Given problem: Reproduce each line exactly.

Dataset extract:
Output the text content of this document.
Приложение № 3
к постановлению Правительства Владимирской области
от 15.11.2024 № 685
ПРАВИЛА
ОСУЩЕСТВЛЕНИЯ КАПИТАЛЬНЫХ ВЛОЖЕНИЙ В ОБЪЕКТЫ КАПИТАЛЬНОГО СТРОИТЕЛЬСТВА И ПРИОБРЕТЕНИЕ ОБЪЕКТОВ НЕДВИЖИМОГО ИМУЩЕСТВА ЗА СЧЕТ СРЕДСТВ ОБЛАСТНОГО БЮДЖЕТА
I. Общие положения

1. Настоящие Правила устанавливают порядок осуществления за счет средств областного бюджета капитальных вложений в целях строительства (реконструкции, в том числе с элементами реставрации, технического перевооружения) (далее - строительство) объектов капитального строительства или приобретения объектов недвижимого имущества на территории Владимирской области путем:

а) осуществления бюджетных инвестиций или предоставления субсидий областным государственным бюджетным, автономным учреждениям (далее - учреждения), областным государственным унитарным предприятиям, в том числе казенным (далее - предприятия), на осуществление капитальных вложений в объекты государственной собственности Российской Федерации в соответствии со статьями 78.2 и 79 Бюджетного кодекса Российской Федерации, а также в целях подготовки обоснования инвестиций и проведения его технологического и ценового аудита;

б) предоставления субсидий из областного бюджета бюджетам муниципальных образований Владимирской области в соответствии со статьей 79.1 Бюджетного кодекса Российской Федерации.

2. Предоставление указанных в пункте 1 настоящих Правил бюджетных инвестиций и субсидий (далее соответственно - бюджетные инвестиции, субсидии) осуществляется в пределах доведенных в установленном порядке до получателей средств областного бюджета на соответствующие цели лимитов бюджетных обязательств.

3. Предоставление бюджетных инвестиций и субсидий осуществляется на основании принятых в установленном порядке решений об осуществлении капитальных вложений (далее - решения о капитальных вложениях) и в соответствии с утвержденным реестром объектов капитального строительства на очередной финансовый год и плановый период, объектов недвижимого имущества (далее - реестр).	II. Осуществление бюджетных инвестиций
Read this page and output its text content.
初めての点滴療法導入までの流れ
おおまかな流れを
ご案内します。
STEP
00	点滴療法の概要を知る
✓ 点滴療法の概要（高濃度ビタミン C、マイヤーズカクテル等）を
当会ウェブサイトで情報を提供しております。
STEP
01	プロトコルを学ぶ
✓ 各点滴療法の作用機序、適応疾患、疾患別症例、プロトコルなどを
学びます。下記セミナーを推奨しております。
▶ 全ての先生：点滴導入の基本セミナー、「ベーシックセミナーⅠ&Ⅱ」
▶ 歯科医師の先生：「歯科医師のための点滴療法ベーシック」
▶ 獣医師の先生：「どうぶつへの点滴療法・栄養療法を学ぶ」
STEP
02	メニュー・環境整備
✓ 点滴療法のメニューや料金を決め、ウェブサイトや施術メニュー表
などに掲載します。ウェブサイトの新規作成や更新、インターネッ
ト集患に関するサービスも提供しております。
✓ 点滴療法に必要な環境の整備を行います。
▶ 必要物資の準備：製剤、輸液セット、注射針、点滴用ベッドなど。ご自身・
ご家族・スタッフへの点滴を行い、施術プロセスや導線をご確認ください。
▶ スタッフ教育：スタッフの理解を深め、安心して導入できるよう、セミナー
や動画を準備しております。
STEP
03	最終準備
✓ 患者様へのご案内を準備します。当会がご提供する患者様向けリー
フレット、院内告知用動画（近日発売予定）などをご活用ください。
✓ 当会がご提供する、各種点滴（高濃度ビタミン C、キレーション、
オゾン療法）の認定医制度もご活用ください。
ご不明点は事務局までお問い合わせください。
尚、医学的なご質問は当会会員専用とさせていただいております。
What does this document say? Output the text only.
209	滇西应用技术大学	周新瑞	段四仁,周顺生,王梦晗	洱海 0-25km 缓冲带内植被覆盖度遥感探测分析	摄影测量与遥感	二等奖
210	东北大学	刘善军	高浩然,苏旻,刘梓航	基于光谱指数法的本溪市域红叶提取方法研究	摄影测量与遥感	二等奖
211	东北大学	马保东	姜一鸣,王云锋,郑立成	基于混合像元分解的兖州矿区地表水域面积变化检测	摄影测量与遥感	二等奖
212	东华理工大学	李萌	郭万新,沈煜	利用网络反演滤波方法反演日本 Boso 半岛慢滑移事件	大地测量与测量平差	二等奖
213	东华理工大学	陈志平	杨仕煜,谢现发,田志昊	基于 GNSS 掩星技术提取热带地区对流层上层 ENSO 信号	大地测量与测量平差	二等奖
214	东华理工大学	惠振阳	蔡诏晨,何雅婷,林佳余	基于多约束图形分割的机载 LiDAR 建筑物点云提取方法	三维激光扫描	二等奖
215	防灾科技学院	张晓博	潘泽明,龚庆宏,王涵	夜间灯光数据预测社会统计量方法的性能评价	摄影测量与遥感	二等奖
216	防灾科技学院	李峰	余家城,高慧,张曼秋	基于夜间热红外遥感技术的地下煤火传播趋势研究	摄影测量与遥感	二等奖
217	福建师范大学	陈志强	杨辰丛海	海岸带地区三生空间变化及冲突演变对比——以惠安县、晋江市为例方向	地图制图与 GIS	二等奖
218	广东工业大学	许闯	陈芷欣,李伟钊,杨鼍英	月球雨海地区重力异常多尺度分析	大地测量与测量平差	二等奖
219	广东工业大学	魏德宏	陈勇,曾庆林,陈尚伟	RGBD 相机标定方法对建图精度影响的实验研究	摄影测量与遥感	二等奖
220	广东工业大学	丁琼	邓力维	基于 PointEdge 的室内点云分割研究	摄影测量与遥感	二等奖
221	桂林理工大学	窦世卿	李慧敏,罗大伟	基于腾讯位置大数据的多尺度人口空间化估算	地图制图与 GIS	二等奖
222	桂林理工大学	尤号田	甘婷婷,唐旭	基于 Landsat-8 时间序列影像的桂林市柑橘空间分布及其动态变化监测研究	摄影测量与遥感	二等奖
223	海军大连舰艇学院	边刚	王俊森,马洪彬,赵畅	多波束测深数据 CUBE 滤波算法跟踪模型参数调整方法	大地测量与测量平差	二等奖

Exercise response:
Output the text content of this document.
Приложение № 3
к постановлению Правительства Владимирской области
от 15.11.2024 № 685
ПРАВИЛА
ОСУЩЕСТВЛЕНИЯ КАПИТАЛЬНЫХ ВЛОЖЕНИЙ В ОБЪЕКТЫ КАПИТАЛЬНОГО СТРОИТЕЛЬСТВА И ПРИОБРЕТЕНИЕ ОБЪЕКТОВ НЕДВИЖИМОГО ИМУЩЕСТВА ЗА СЧЕТ СРЕДСТВ ОБЛАСТНОГО БЮДЖЕТА
I. Общие положения

1. Настоящие Правила устанавливают порядок осуществления за счет средств областного бюджета капитальных вложений в целях строительства (реконструкции, в том числе с элементами реставрации, технического перевооружения) (далее - строительство) объектов капитального строительства или приобретения объектов недвижимого имущества на территории Владимирской области путем:

а) осуществления бюджетных инвестиций или предоставления субсидий областным государственным бюджетным, автономным учреждениям (далее - учреждения), областным государственным унитарным предприятиям, в том числе казенным (далее - предприятия), на осуществление капитальных вложений в объекты государственной собственности Российской Федерации в соответствии со статьями 78.2 и 79 Бюджетного кодекса Российской Федерации, а также в целях подготовки обоснования инвестиций и проведения его технологического и ценового аудита;

б) предоставления субсидий из областного бюджета бюджетам муниципальных образований Владимирской области в соответствии со статьей 79.1 Бюджетного кодекса Российской Федерации.

2. Предоставление указанных в пункте 1 настоящих Правил бюджетных инвестиций и субсидий (далее соответственно - бюджетные инвестиции, субсидии) осуществляется в пределах доведенных в установленном порядке до получателей средств областного бюджета на соответствующие цели лимитов бюджетных обязательств.

3. Предоставление бюджетных инвестиций и субсидий осуществляется на основании принятых в установленном порядке решений об осуществлении капитальных вложений (далее - решения о капитальных вложениях) и в соответствии с утвержденным реестром объектов капитального строительства на очередной финансовый год и плановый период, объектов недвижимого имущества (далее - реестр).	II. Осуществление бюджетных инвестиций
Read this page and output its text content.
初めての点滴療法導入までの流れ
おおまかな流れを
ご案内します。
STEP
00	点滴療法の概要を知る
✓ 点滴療法の概要（高濃度ビタミン C、マイヤーズカクテル等）を
当会ウェブサイトで情報を提供しております。
STEP
01	プロトコルを学ぶ
✓ 各点滴療法の作用機序、適応疾患、疾患別症例、プロトコルなどを
学びます。下記セミナーを推奨しております。
▶ 全ての先生：点滴導入の基本セミナー、「ベーシックセミナーⅠ&Ⅱ」
▶ 歯科医師の先生：「歯科医師のための点滴療法ベーシック」
▶ 獣医師の先生：「どうぶつへの点滴療法・栄養療法を学ぶ」
STEP
02	メニュー・環境整備
✓ 点滴療法のメニューや料金を決め、ウェブサイトや施術メニュー表
などに掲載します。ウェブサイトの新規作成や更新、インターネッ
ト集患に関するサービスも提供しております。
✓ 点滴療法に必要な環境の整備を行います。
▶ 必要物資の準備：製剤、輸液セット、注射針、点滴用ベッドなど。ご自身・
ご家族・スタッフへの点滴を行い、施術プロセスや導線をご確認ください。
▶ スタッフ教育：スタッフの理解を深め、安心して導入できるよう、セミナー
や動画を準備しております。
STEP
03	最終準備
✓ 患者様へのご案内を準備します。当会がご提供する患者様向けリー
フレット、院内告知用動画（近日発売予定）などをご活用ください。
✓ 当会がご提供する、各種点滴（高濃度ビタミン C、キレーション、
オゾン療法）の認定医制度もご活用ください。
ご不明点は事務局までお問い合わせください。
尚、医学的なご質問は当会会員専用とさせていただいております。
What does this document say? Output the text only.
209	滇西应用技术大学	周新瑞	段四仁,周顺生,王梦晗	洱海 0-25km 缓冲带内植被覆盖度遥感探测分析	摄影测量与遥感	二等奖
210	东北大学	刘善军	高浩然,苏旻,刘梓航	基于光谱指数法的本溪市域红叶提取方法研究	摄影测量与遥感	二等奖
211	东北大学	马保东	姜一鸣,王云锋,郑立成	基于混合像元分解的兖州矿区地表水域面积变化检测	摄影测量与遥感	二等奖
212	东华理工大学	李萌	郭万新,沈煜	利用网络反演滤波方法反演日本 Boso 半岛慢滑移事件	大地测量与测量平差	二等奖
213	东华理工大学	陈志平	杨仕煜,谢现发,田志昊	基于 GNSS 掩星技术提取热带地区对流层上层 ENSO 信号	大地测量与测量平差	二等奖
214	东华理工大学	惠振阳	蔡诏晨,何雅婷,林佳余	基于多约束图形分割的机载 LiDAR 建筑物点云提取方法	三维激光扫描	二等奖
215	防灾科技学院	张晓博	潘泽明,龚庆宏,王涵	夜间灯光数据预测社会统计量方法的性能评价	摄影测量与遥感	二等奖
216	防灾科技学院	李峰	余家城,高慧,张曼秋	基于夜间热红外遥感技术的地下煤火传播趋势研究	摄影测量与遥感	二等奖
217	福建师范大学	陈志强	杨辰丛海	海岸带地区三生空间变化及冲突演变对比——以惠安县、晋江市为例方向	地图制图与 GIS	二等奖
218	广东工业大学	许闯	陈芷欣,李伟钊,杨鼍英	月球雨海地区重力异常多尺度分析	大地测量与测量平差	二等奖
219	广东工业大学	魏德宏	陈勇,曾庆林,陈尚伟	RGBD 相机标定方法对建图精度影响的实验研究	摄影测量与遥感	二等奖
220	广东工业大学	丁琼	邓力维	基于 PointEdge 的室内点云分割研究	摄影测量与遥感	二等奖
221	桂林理工大学	窦世卿	李慧敏,罗大伟	基于腾讯位置大数据的多尺度人口空间化估算	地图制图与 GIS	二等奖
222	桂林理工大学	尤号田	甘婷婷,唐旭	基于 Landsat-8 时间序列影像的桂林市柑橘空间分布及其动态变化监测研究	摄影测量与遥感	二等奖
223	海军大连舰艇学院	边刚	王俊森,马洪彬,赵畅	多波束测深数据 CUBE 滤波算法跟踪模型参数调整方法	大地测量与测量平差	二等奖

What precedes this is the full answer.